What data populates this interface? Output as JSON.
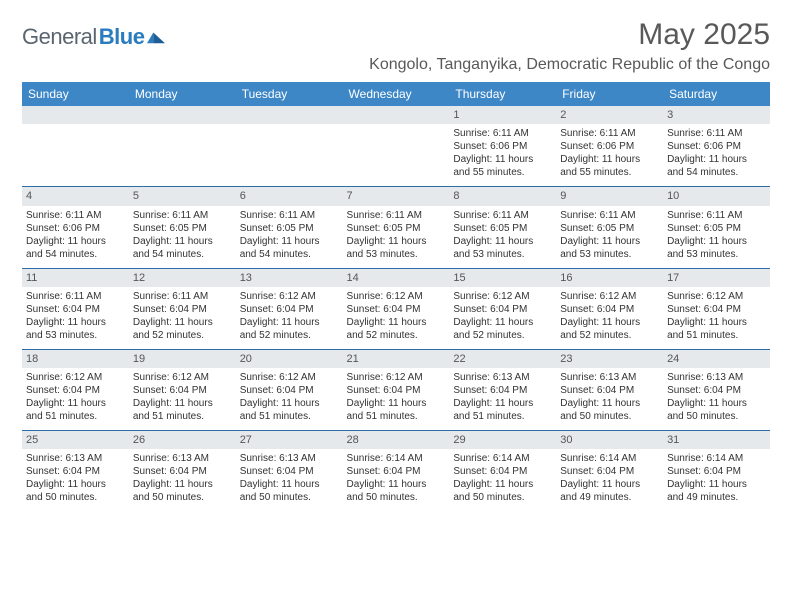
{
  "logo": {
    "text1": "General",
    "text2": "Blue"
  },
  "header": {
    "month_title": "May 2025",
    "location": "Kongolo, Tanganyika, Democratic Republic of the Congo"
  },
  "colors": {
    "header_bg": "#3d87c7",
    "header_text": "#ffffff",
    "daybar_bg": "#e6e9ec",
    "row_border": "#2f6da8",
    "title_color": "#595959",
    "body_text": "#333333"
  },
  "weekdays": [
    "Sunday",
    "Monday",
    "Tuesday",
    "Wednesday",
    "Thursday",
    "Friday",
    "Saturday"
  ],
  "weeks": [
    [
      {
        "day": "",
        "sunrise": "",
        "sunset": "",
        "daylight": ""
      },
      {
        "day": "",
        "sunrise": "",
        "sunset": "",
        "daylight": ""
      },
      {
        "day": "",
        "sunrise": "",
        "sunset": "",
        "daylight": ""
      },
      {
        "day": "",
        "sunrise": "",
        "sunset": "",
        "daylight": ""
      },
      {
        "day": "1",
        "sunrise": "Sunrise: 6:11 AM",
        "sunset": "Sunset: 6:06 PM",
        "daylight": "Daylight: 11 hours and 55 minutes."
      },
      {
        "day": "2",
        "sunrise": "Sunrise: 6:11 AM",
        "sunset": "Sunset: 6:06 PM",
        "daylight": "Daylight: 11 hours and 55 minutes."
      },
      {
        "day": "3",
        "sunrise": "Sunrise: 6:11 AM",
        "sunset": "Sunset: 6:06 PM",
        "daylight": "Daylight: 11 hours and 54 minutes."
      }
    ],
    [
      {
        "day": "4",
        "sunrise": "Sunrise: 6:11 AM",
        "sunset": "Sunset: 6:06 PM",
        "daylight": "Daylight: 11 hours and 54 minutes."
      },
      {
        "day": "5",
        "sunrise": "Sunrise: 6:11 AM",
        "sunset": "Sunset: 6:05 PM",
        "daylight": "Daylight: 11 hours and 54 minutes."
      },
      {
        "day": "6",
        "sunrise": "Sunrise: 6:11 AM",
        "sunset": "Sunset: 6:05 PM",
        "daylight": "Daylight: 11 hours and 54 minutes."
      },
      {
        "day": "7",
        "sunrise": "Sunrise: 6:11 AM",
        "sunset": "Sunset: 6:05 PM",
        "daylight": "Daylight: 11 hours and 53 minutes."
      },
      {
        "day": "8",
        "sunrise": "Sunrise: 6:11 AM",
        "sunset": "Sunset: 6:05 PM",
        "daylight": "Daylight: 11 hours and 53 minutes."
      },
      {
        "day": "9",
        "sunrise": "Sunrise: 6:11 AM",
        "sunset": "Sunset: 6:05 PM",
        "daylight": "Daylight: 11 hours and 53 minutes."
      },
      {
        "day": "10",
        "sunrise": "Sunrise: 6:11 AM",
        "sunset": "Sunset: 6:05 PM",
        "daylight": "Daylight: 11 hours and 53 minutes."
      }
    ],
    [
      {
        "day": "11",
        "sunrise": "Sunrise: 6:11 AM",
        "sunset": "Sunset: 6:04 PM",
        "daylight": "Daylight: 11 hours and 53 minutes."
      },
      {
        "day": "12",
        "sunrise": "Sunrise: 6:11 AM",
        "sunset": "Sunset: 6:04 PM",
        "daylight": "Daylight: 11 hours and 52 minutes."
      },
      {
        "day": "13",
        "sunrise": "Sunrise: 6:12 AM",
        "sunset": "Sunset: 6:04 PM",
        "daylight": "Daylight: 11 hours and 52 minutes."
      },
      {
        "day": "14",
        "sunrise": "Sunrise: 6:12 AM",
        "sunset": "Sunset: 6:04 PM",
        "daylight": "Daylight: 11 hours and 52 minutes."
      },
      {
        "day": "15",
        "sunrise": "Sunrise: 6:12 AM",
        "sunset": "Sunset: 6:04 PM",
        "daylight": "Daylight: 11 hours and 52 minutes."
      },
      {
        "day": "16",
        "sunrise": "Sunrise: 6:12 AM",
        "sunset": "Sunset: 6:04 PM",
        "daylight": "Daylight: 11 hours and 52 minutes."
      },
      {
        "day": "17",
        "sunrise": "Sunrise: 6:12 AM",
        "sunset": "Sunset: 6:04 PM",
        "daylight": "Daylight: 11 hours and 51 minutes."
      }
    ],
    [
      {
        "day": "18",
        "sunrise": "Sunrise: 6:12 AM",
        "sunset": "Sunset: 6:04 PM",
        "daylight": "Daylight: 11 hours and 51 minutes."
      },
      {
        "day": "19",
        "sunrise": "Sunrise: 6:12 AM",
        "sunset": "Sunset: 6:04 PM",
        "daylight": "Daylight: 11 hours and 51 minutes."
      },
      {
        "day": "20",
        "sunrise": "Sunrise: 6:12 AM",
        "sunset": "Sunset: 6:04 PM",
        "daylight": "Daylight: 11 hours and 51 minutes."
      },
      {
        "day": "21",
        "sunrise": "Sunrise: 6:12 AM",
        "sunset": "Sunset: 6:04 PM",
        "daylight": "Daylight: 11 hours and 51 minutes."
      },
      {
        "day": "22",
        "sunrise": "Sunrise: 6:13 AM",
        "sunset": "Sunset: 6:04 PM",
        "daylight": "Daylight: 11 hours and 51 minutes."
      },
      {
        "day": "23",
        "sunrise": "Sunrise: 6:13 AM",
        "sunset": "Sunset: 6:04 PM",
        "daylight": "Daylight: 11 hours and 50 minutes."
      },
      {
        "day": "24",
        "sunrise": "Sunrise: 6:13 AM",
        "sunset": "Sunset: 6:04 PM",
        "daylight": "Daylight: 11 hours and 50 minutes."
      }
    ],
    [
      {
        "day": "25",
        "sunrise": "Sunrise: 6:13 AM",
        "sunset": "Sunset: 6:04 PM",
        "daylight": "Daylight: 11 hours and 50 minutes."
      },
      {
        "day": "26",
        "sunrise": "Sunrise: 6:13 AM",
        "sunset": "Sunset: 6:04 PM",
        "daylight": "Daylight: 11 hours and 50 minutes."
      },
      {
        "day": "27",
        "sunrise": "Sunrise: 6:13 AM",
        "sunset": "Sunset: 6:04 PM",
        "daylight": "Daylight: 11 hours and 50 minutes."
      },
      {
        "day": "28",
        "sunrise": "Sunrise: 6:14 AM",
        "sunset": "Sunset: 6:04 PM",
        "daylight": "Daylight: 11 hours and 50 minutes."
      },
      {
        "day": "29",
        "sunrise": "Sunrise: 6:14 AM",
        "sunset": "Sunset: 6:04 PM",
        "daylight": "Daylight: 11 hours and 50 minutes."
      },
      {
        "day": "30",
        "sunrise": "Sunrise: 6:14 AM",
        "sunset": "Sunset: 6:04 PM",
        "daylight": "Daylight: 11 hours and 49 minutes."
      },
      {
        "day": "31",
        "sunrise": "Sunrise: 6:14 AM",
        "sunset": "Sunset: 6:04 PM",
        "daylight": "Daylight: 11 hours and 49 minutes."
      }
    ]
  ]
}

_WHAT THE TASK ASKS_.
Images in the records should not be copied. Repeat all the rest exactly.

_COMPLETE OUTPUT_.
What data populates this interface? Output as JSON.
{
  "logo": {
    "text1": "General",
    "text2": "Blue"
  },
  "header": {
    "month_title": "May 2025",
    "location": "Kongolo, Tanganyika, Democratic Republic of the Congo"
  },
  "colors": {
    "header_bg": "#3d87c7",
    "header_text": "#ffffff",
    "daybar_bg": "#e6e9ec",
    "row_border": "#2f6da8",
    "title_color": "#595959",
    "body_text": "#333333"
  },
  "weekdays": [
    "Sunday",
    "Monday",
    "Tuesday",
    "Wednesday",
    "Thursday",
    "Friday",
    "Saturday"
  ],
  "weeks": [
    [
      {
        "day": "",
        "sunrise": "",
        "sunset": "",
        "daylight": ""
      },
      {
        "day": "",
        "sunrise": "",
        "sunset": "",
        "daylight": ""
      },
      {
        "day": "",
        "sunrise": "",
        "sunset": "",
        "daylight": ""
      },
      {
        "day": "",
        "sunrise": "",
        "sunset": "",
        "daylight": ""
      },
      {
        "day": "1",
        "sunrise": "Sunrise: 6:11 AM",
        "sunset": "Sunset: 6:06 PM",
        "daylight": "Daylight: 11 hours and 55 minutes."
      },
      {
        "day": "2",
        "sunrise": "Sunrise: 6:11 AM",
        "sunset": "Sunset: 6:06 PM",
        "daylight": "Daylight: 11 hours and 55 minutes."
      },
      {
        "day": "3",
        "sunrise": "Sunrise: 6:11 AM",
        "sunset": "Sunset: 6:06 PM",
        "daylight": "Daylight: 11 hours and 54 minutes."
      }
    ],
    [
      {
        "day": "4",
        "sunrise": "Sunrise: 6:11 AM",
        "sunset": "Sunset: 6:06 PM",
        "daylight": "Daylight: 11 hours and 54 minutes."
      },
      {
        "day": "5",
        "sunrise": "Sunrise: 6:11 AM",
        "sunset": "Sunset: 6:05 PM",
        "daylight": "Daylight: 11 hours and 54 minutes."
      },
      {
        "day": "6",
        "sunrise": "Sunrise: 6:11 AM",
        "sunset": "Sunset: 6:05 PM",
        "daylight": "Daylight: 11 hours and 54 minutes."
      },
      {
        "day": "7",
        "sunrise": "Sunrise: 6:11 AM",
        "sunset": "Sunset: 6:05 PM",
        "daylight": "Daylight: 11 hours and 53 minutes."
      },
      {
        "day": "8",
        "sunrise": "Sunrise: 6:11 AM",
        "sunset": "Sunset: 6:05 PM",
        "daylight": "Daylight: 11 hours and 53 minutes."
      },
      {
        "day": "9",
        "sunrise": "Sunrise: 6:11 AM",
        "sunset": "Sunset: 6:05 PM",
        "daylight": "Daylight: 11 hours and 53 minutes."
      },
      {
        "day": "10",
        "sunrise": "Sunrise: 6:11 AM",
        "sunset": "Sunset: 6:05 PM",
        "daylight": "Daylight: 11 hours and 53 minutes."
      }
    ],
    [
      {
        "day": "11",
        "sunrise": "Sunrise: 6:11 AM",
        "sunset": "Sunset: 6:04 PM",
        "daylight": "Daylight: 11 hours and 53 minutes."
      },
      {
        "day": "12",
        "sunrise": "Sunrise: 6:11 AM",
        "sunset": "Sunset: 6:04 PM",
        "daylight": "Daylight: 11 hours and 52 minutes."
      },
      {
        "day": "13",
        "sunrise": "Sunrise: 6:12 AM",
        "sunset": "Sunset: 6:04 PM",
        "daylight": "Daylight: 11 hours and 52 minutes."
      },
      {
        "day": "14",
        "sunrise": "Sunrise: 6:12 AM",
        "sunset": "Sunset: 6:04 PM",
        "daylight": "Daylight: 11 hours and 52 minutes."
      },
      {
        "day": "15",
        "sunrise": "Sunrise: 6:12 AM",
        "sunset": "Sunset: 6:04 PM",
        "daylight": "Daylight: 11 hours and 52 minutes."
      },
      {
        "day": "16",
        "sunrise": "Sunrise: 6:12 AM",
        "sunset": "Sunset: 6:04 PM",
        "daylight": "Daylight: 11 hours and 52 minutes."
      },
      {
        "day": "17",
        "sunrise": "Sunrise: 6:12 AM",
        "sunset": "Sunset: 6:04 PM",
        "daylight": "Daylight: 11 hours and 51 minutes."
      }
    ],
    [
      {
        "day": "18",
        "sunrise": "Sunrise: 6:12 AM",
        "sunset": "Sunset: 6:04 PM",
        "daylight": "Daylight: 11 hours and 51 minutes."
      },
      {
        "day": "19",
        "sunrise": "Sunrise: 6:12 AM",
        "sunset": "Sunset: 6:04 PM",
        "daylight": "Daylight: 11 hours and 51 minutes."
      },
      {
        "day": "20",
        "sunrise": "Sunrise: 6:12 AM",
        "sunset": "Sunset: 6:04 PM",
        "daylight": "Daylight: 11 hours and 51 minutes."
      },
      {
        "day": "21",
        "sunrise": "Sunrise: 6:12 AM",
        "sunset": "Sunset: 6:04 PM",
        "daylight": "Daylight: 11 hours and 51 minutes."
      },
      {
        "day": "22",
        "sunrise": "Sunrise: 6:13 AM",
        "sunset": "Sunset: 6:04 PM",
        "daylight": "Daylight: 11 hours and 51 minutes."
      },
      {
        "day": "23",
        "sunrise": "Sunrise: 6:13 AM",
        "sunset": "Sunset: 6:04 PM",
        "daylight": "Daylight: 11 hours and 50 minutes."
      },
      {
        "day": "24",
        "sunrise": "Sunrise: 6:13 AM",
        "sunset": "Sunset: 6:04 PM",
        "daylight": "Daylight: 11 hours and 50 minutes."
      }
    ],
    [
      {
        "day": "25",
        "sunrise": "Sunrise: 6:13 AM",
        "sunset": "Sunset: 6:04 PM",
        "daylight": "Daylight: 11 hours and 50 minutes."
      },
      {
        "day": "26",
        "sunrise": "Sunrise: 6:13 AM",
        "sunset": "Sunset: 6:04 PM",
        "daylight": "Daylight: 11 hours and 50 minutes."
      },
      {
        "day": "27",
        "sunrise": "Sunrise: 6:13 AM",
        "sunset": "Sunset: 6:04 PM",
        "daylight": "Daylight: 11 hours and 50 minutes."
      },
      {
        "day": "28",
        "sunrise": "Sunrise: 6:14 AM",
        "sunset": "Sunset: 6:04 PM",
        "daylight": "Daylight: 11 hours and 50 minutes."
      },
      {
        "day": "29",
        "sunrise": "Sunrise: 6:14 AM",
        "sunset": "Sunset: 6:04 PM",
        "daylight": "Daylight: 11 hours and 50 minutes."
      },
      {
        "day": "30",
        "sunrise": "Sunrise: 6:14 AM",
        "sunset": "Sunset: 6:04 PM",
        "daylight": "Daylight: 11 hours and 49 minutes."
      },
      {
        "day": "31",
        "sunrise": "Sunrise: 6:14 AM",
        "sunset": "Sunset: 6:04 PM",
        "daylight": "Daylight: 11 hours and 49 minutes."
      }
    ]
  ]
}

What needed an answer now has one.